■ Exercise materials ■

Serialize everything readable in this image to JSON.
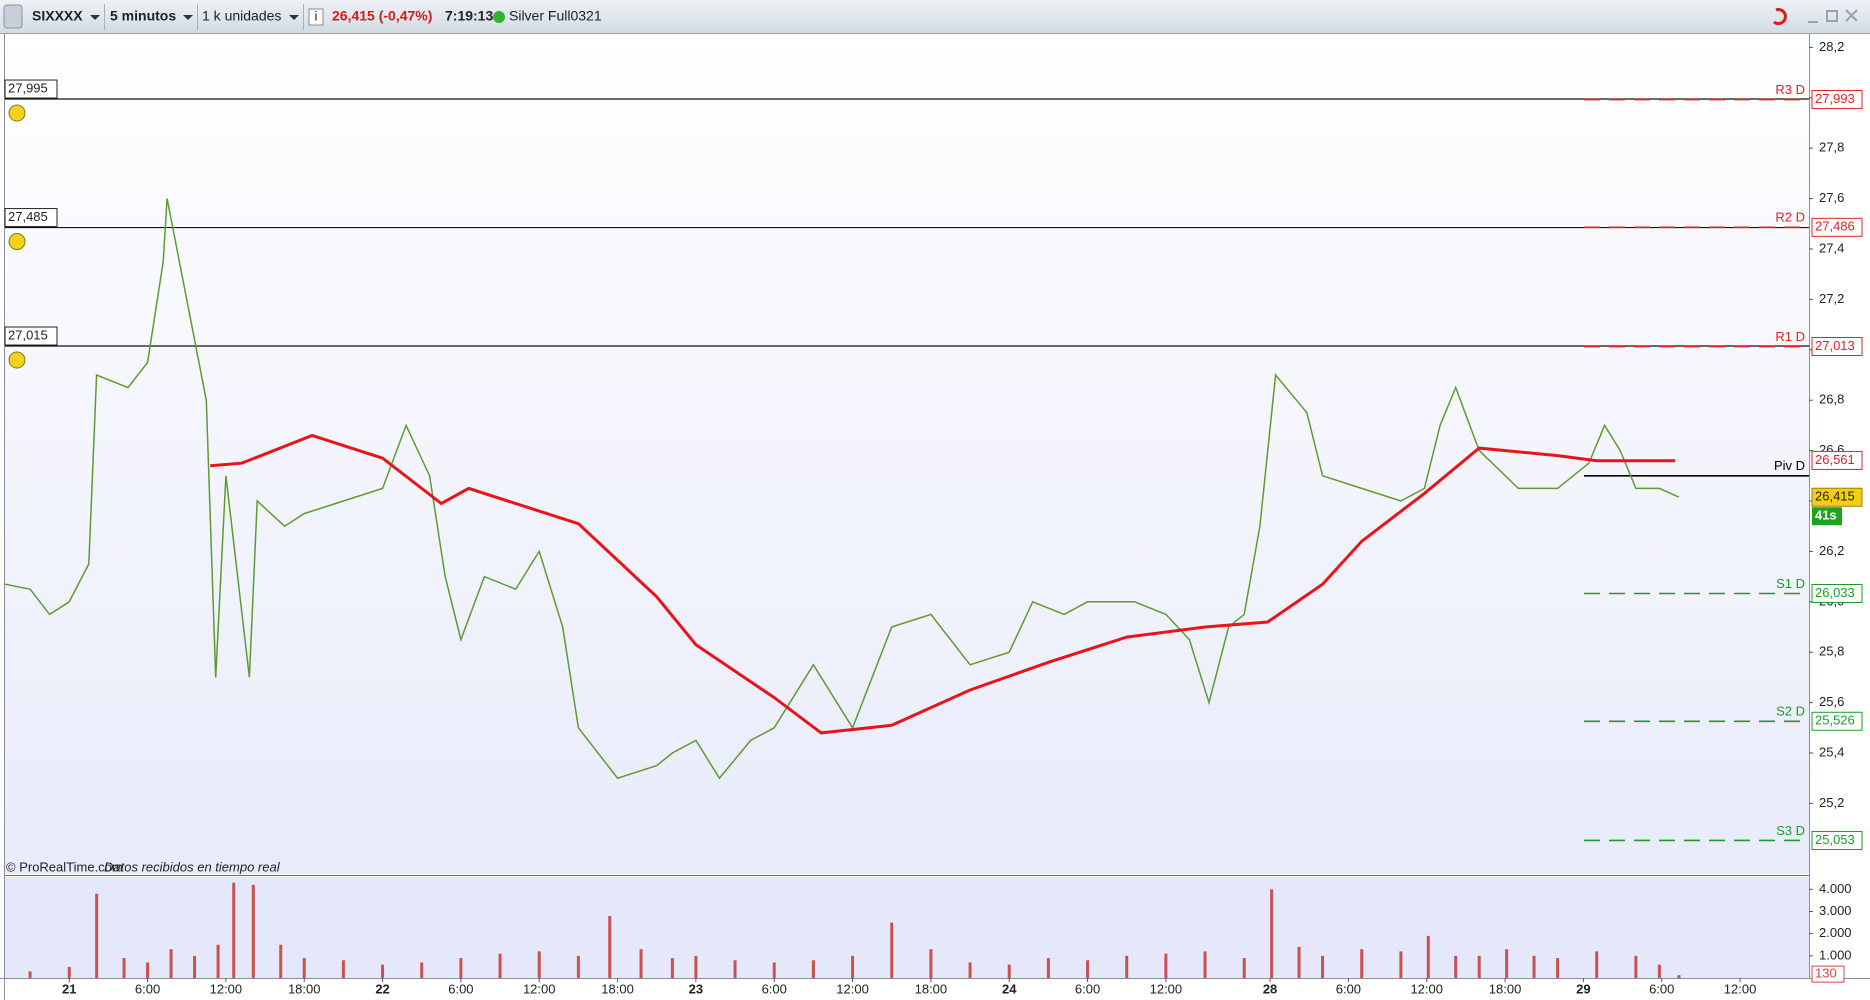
{
  "toolbar": {
    "symbol": "SIXXXX",
    "period": "5 minutos",
    "units": "1 k unidades",
    "quote": "26,415 (-0,47%)",
    "time": "7:19:13",
    "feed": "Silver Full0321"
  },
  "footer": {
    "source": "© ProRealTime.com",
    "status": "Datos recibidos en tiempo real"
  },
  "chart_data": [
    {
      "type": "line",
      "xlim": [
        -0.82,
        22.21
      ],
      "ylim": [
        24.92,
        28.257
      ],
      "xticks": [
        {
          "value": 0,
          "label": "21"
        },
        {
          "value": 1,
          "label": "6:00"
        },
        {
          "value": 2,
          "label": "12:00"
        },
        {
          "value": 3,
          "label": "18:00"
        },
        {
          "value": 4,
          "label": "22"
        },
        {
          "value": 5,
          "label": "6:00"
        },
        {
          "value": 6,
          "label": "12:00"
        },
        {
          "value": 7,
          "label": "18:00"
        },
        {
          "value": 8,
          "label": "23"
        },
        {
          "value": 9,
          "label": "6:00"
        },
        {
          "value": 10,
          "label": "12:00"
        },
        {
          "value": 11,
          "label": "18:00"
        },
        {
          "value": 12,
          "label": "24"
        },
        {
          "value": 13,
          "label": "6:00"
        },
        {
          "value": 14,
          "label": "12:00"
        },
        {
          "value": 15.33,
          "label": "28"
        },
        {
          "value": 16.33,
          "label": "6:00"
        },
        {
          "value": 17.33,
          "label": "12:00"
        },
        {
          "value": 18.33,
          "label": "18:00"
        },
        {
          "value": 19.33,
          "label": "29"
        },
        {
          "value": 20.33,
          "label": "6:00"
        },
        {
          "value": 21.33,
          "label": "12:00"
        }
      ],
      "yticks": [
        {
          "value": 25.2,
          "label": "25,2"
        },
        {
          "value": 25.4,
          "label": "25,4"
        },
        {
          "value": 25.6,
          "label": "25,6"
        },
        {
          "value": 25.8,
          "label": "25,8"
        },
        {
          "value": 26.0,
          "label": "26,0"
        },
        {
          "value": 26.2,
          "label": "26,2"
        },
        {
          "value": 26.4,
          "label": "26,4"
        },
        {
          "value": 26.6,
          "label": "26,6"
        },
        {
          "value": 26.8,
          "label": "26,8"
        },
        {
          "value": 27.0,
          "label": "27,0"
        },
        {
          "value": 27.2,
          "label": "27,2"
        },
        {
          "value": 27.4,
          "label": "27,4"
        },
        {
          "value": 27.6,
          "label": "27,6"
        },
        {
          "value": 27.8,
          "label": "27,8"
        },
        {
          "value": 28.0,
          "label": "28,0"
        },
        {
          "value": 28.2,
          "label": "28,2"
        }
      ],
      "series": [
        {
          "color": "#5f9a35",
          "x": [
            -0.82,
            -0.5,
            -0.25,
            0,
            0.25,
            0.35,
            0.75,
            1,
            1.2,
            1.25,
            1.5,
            1.75,
            1.87,
            2,
            2.3,
            2.4,
            2.75,
            3,
            3.5,
            4,
            4.3,
            4.6,
            4.8,
            5,
            5.3,
            5.7,
            6,
            6.3,
            6.5,
            7,
            7.5,
            7.7,
            8,
            8.3,
            8.7,
            9,
            9.5,
            10,
            10.5,
            11,
            11.5,
            12,
            12.3,
            12.7,
            13,
            13.6,
            14,
            14.3,
            14.55,
            14.8,
            15,
            15.2,
            15.4,
            15.8,
            16,
            16.5,
            17,
            17.3,
            17.5,
            17.7,
            18,
            18.5,
            19,
            19.4,
            19.6,
            19.8,
            20,
            20.3,
            20.55
          ],
          "values": [
            26.07,
            26.05,
            25.95,
            26.0,
            26.15,
            26.9,
            26.85,
            26.95,
            27.35,
            27.6,
            27.2,
            26.8,
            25.7,
            26.5,
            25.7,
            26.4,
            26.3,
            26.35,
            26.4,
            26.45,
            26.7,
            26.5,
            26.1,
            25.85,
            26.1,
            26.05,
            26.2,
            25.9,
            25.5,
            25.3,
            25.35,
            25.4,
            25.45,
            25.3,
            25.45,
            25.5,
            25.75,
            25.5,
            25.9,
            25.95,
            25.75,
            25.8,
            26.0,
            25.95,
            26.0,
            26.0,
            25.95,
            25.85,
            25.6,
            25.9,
            25.95,
            26.3,
            26.9,
            26.75,
            26.5,
            26.45,
            26.4,
            26.45,
            26.7,
            26.85,
            26.6,
            26.45,
            26.45,
            26.55,
            26.7,
            26.6,
            26.45,
            26.45,
            26.415
          ],
          "last": {
            "value": 26.415,
            "label": "26,415"
          }
        },
        {
          "color": "#e8141a",
          "x": [
            1.8,
            2.2,
            3.1,
            4.0,
            4.75,
            5.1,
            6.5,
            7.5,
            8.0,
            9.0,
            9.6,
            10.5,
            11.5,
            12.5,
            13.5,
            14.5,
            15.3,
            16.0,
            16.5,
            17.3,
            18.0,
            19.0,
            19.5,
            20.5
          ],
          "values": [
            26.54,
            26.55,
            26.66,
            26.57,
            26.39,
            26.45,
            26.31,
            26.02,
            25.83,
            25.62,
            25.48,
            25.51,
            25.65,
            25.76,
            25.86,
            25.9,
            25.92,
            26.07,
            26.24,
            26.43,
            26.61,
            26.58,
            26.56,
            26.56
          ],
          "last": {
            "value": 26.561,
            "label": "26,561"
          }
        }
      ],
      "countdown": "41s",
      "alerts": [
        {
          "value": 27.995,
          "label": "27,995"
        },
        {
          "value": 27.485,
          "label": "27,485"
        },
        {
          "value": 27.015,
          "label": "27,015"
        }
      ],
      "levels": [
        {
          "name": "R3 D",
          "value": 27.993,
          "label": "27,993",
          "color": "#e0202a"
        },
        {
          "name": "R2 D",
          "value": 27.486,
          "label": "27,486",
          "color": "#e0202a"
        },
        {
          "name": "R1 D",
          "value": 27.013,
          "label": "27,013",
          "color": "#e0202a"
        },
        {
          "name": "Piv D",
          "value": 26.5,
          "color": "#000000"
        },
        {
          "name": "S1 D",
          "value": 26.033,
          "label": "26,033",
          "color": "#1f9a2a"
        },
        {
          "name": "S2 D",
          "value": 25.526,
          "label": "25,526",
          "color": "#1f9a2a"
        },
        {
          "name": "S3 D",
          "value": 25.053,
          "label": "25,053",
          "color": "#1f9a2a"
        }
      ]
    },
    {
      "type": "bar",
      "color": "#c9524f",
      "ylim": [
        0,
        4556
      ],
      "yticks": [
        {
          "value": 1000,
          "label": "1.000"
        },
        {
          "value": 2000,
          "label": "2.000"
        },
        {
          "value": 3000,
          "label": "3.000"
        },
        {
          "value": 4000,
          "label": "4.000"
        }
      ],
      "x": [
        -0.5,
        0,
        0.35,
        0.7,
        1,
        1.3,
        1.6,
        1.9,
        2.1,
        2.35,
        2.7,
        3,
        3.5,
        4,
        4.5,
        5,
        5.5,
        6,
        6.5,
        6.9,
        7.3,
        7.7,
        8,
        8.5,
        9,
        9.5,
        10,
        10.5,
        11,
        11.5,
        12,
        12.5,
        13,
        13.5,
        14,
        14.5,
        15,
        15.35,
        15.7,
        16,
        16.5,
        17,
        17.35,
        17.7,
        18,
        18.35,
        18.7,
        19,
        19.5,
        20,
        20.3,
        20.55
      ],
      "values": [
        300,
        500,
        3800,
        900,
        700,
        1300,
        1000,
        1500,
        4300,
        4200,
        1500,
        900,
        800,
        600,
        700,
        900,
        1100,
        1200,
        1000,
        2800,
        1300,
        900,
        1000,
        800,
        700,
        800,
        1000,
        2500,
        1300,
        700,
        600,
        900,
        800,
        1000,
        1100,
        1200,
        900,
        4000,
        1400,
        1000,
        1300,
        1200,
        1900,
        1000,
        1000,
        1300,
        1000,
        900,
        1200,
        1000,
        600,
        130
      ],
      "last": {
        "value": 130,
        "label": "130"
      }
    }
  ]
}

■ Requirement ■
Look through the entries above; copy each line where the string "name" appears.

■ Correct answer ■
          "name": "R3 D",
          "name": "R2 D",
          "name": "R1 D",
          "name": "Piv D",
          "name": "S1 D",
          "name": "S2 D",
          "name": "S3 D",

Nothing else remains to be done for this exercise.